>> START Input rows

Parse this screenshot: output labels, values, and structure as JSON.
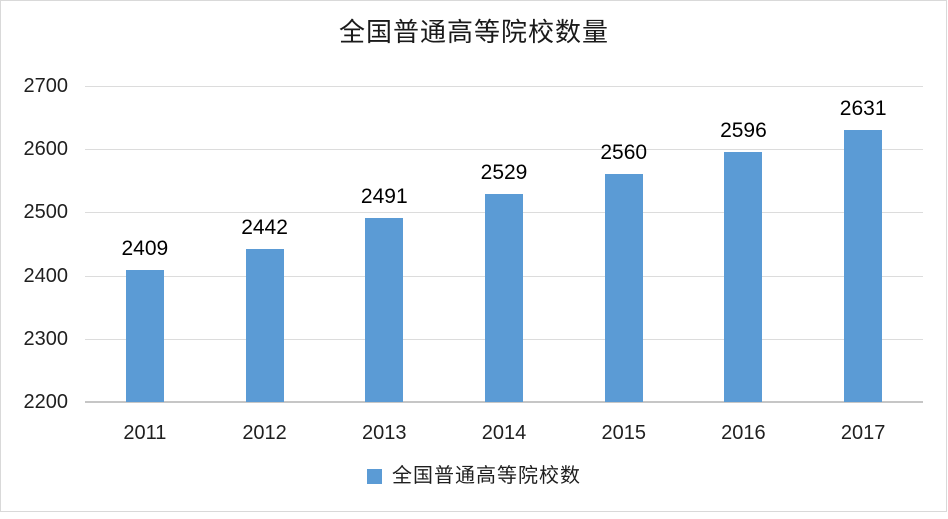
{
  "figure": {
    "background": "#ffffff",
    "frame_border_color": "#d9d9d9"
  },
  "chart_data": {
    "type": "bar",
    "title": "全国普通高等院校数量",
    "categories": [
      "2011",
      "2012",
      "2013",
      "2014",
      "2015",
      "2016",
      "2017"
    ],
    "series": [
      {
        "name": "全国普通高等院校数",
        "values": [
          2409,
          2442,
          2491,
          2529,
          2560,
          2596,
          2631
        ]
      }
    ],
    "xlabel": "",
    "ylabel": "",
    "ylim": [
      2200,
      2700
    ],
    "yticks": [
      2200,
      2300,
      2400,
      2500,
      2600,
      2700
    ],
    "grid": true,
    "data_labels": true,
    "legend_position": "bottom",
    "bar_color": "#5b9bd5",
    "gridline_color": "#dcdcdc",
    "axis_line_color": "#c6c6c6",
    "label_text_color": "#000000",
    "tick_text_color": "#1f1f1f"
  },
  "legend": {
    "marker_color": "#5b9bd5",
    "label": "全国普通高等院校数"
  }
}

>> END Input rows

Task details
For the material, find the number of lines holding the word "values" and give that figure and nothing more.

Result of this task
2